▶ **Exercise details**
Copy each of the entries below faithfully, setting aside any pictures.

### Data listing

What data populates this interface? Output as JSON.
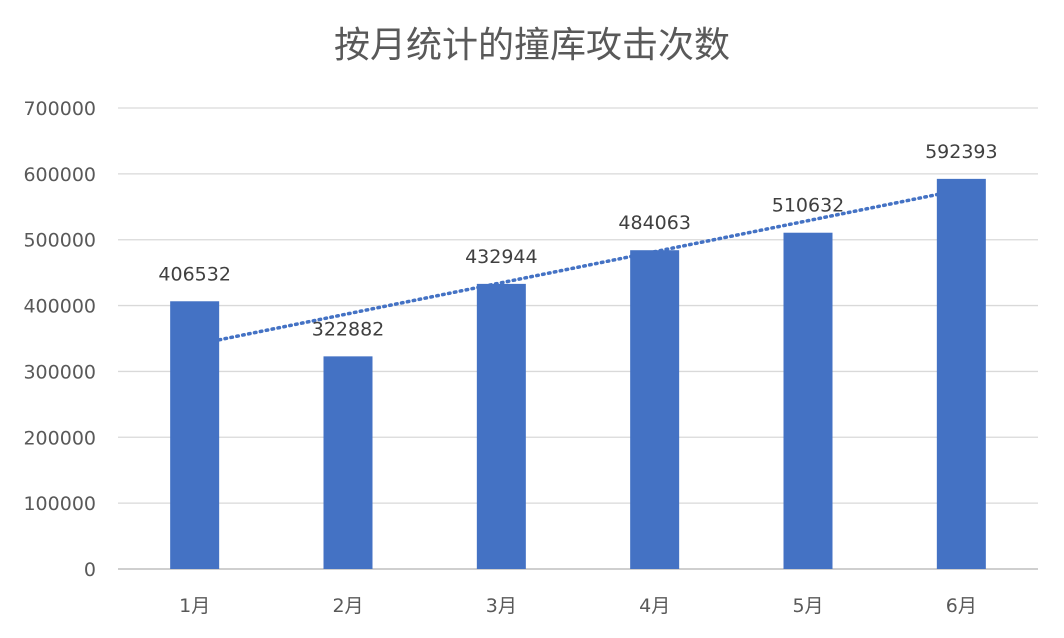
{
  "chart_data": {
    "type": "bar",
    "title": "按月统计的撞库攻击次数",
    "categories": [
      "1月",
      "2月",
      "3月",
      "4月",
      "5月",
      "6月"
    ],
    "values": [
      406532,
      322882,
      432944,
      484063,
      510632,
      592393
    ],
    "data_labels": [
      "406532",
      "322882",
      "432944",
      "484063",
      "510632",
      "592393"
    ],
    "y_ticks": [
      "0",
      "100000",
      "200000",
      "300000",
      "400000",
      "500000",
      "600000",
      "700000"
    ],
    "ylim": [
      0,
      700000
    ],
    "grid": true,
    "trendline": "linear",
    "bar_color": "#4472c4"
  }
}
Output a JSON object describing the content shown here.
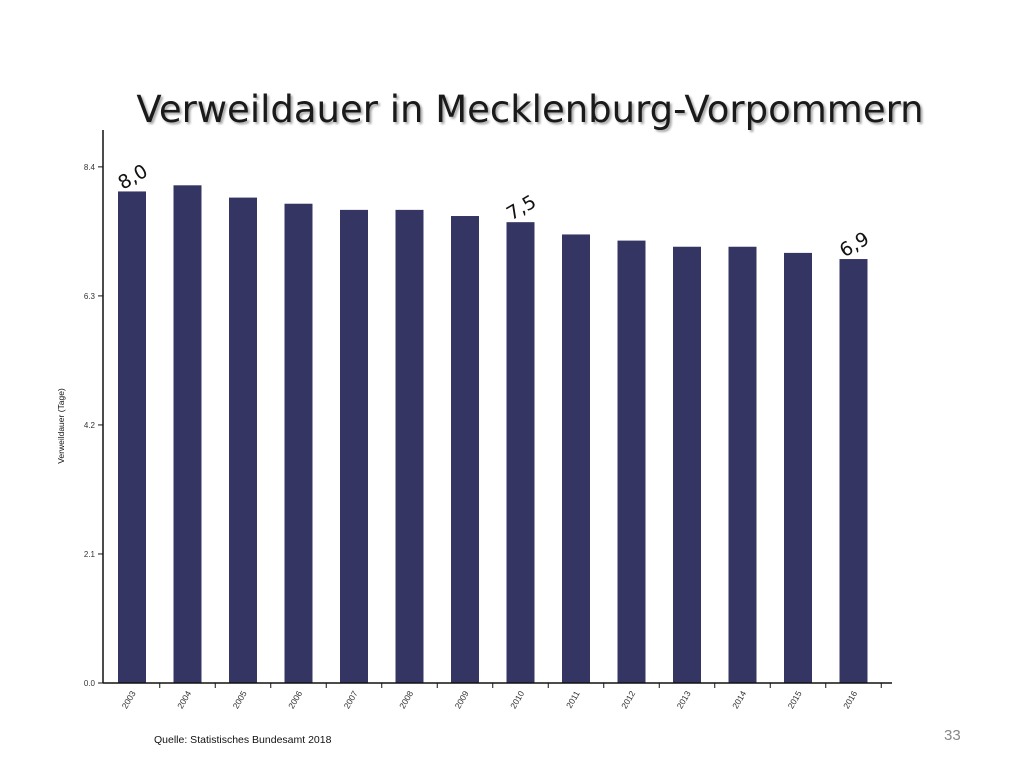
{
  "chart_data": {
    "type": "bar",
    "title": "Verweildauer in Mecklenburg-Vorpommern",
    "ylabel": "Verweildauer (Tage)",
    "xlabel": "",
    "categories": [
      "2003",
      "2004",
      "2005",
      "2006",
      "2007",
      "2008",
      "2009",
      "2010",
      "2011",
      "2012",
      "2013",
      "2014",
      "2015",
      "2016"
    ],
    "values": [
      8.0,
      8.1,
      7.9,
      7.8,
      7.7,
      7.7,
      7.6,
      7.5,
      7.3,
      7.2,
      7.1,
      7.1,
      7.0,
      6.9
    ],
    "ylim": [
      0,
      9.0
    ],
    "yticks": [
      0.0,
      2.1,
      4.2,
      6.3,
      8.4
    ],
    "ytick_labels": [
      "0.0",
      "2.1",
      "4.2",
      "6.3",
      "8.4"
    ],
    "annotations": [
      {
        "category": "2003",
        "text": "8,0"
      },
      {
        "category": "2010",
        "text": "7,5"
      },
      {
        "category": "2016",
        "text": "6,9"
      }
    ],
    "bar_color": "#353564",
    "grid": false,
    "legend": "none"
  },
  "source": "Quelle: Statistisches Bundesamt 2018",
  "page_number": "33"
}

######

▶ **Answer to the task**
What data populates this interface? Output as JSON.
{
  "chart_data": {
    "type": "bar",
    "title": "按月统计的撞库攻击次数",
    "categories": [
      "1月",
      "2月",
      "3月",
      "4月",
      "5月",
      "6月"
    ],
    "values": [
      406532,
      322882,
      432944,
      484063,
      510632,
      592393
    ],
    "data_labels": [
      "406532",
      "322882",
      "432944",
      "484063",
      "510632",
      "592393"
    ],
    "y_ticks": [
      "0",
      "100000",
      "200000",
      "300000",
      "400000",
      "500000",
      "600000",
      "700000"
    ],
    "ylim": [
      0,
      700000
    ],
    "grid": true,
    "trendline": "linear",
    "bar_color": "#4472c4"
  }
}
Output a JSON object describing the content shown here.
{
  "chart_data": {
    "type": "bar",
    "title": "Verweildauer in Mecklenburg-Vorpommern",
    "ylabel": "Verweildauer (Tage)",
    "xlabel": "",
    "categories": [
      "2003",
      "2004",
      "2005",
      "2006",
      "2007",
      "2008",
      "2009",
      "2010",
      "2011",
      "2012",
      "2013",
      "2014",
      "2015",
      "2016"
    ],
    "values": [
      8.0,
      8.1,
      7.9,
      7.8,
      7.7,
      7.7,
      7.6,
      7.5,
      7.3,
      7.2,
      7.1,
      7.1,
      7.0,
      6.9
    ],
    "ylim": [
      0,
      9.0
    ],
    "yticks": [
      0.0,
      2.1,
      4.2,
      6.3,
      8.4
    ],
    "ytick_labels": [
      "0.0",
      "2.1",
      "4.2",
      "6.3",
      "8.4"
    ],
    "annotations": [
      {
        "category": "2003",
        "text": "8,0"
      },
      {
        "category": "2010",
        "text": "7,5"
      },
      {
        "category": "2016",
        "text": "6,9"
      }
    ],
    "bar_color": "#353564",
    "grid": false,
    "legend": "none"
  },
  "source": "Quelle: Statistisches Bundesamt 2018",
  "page_number": "33"
}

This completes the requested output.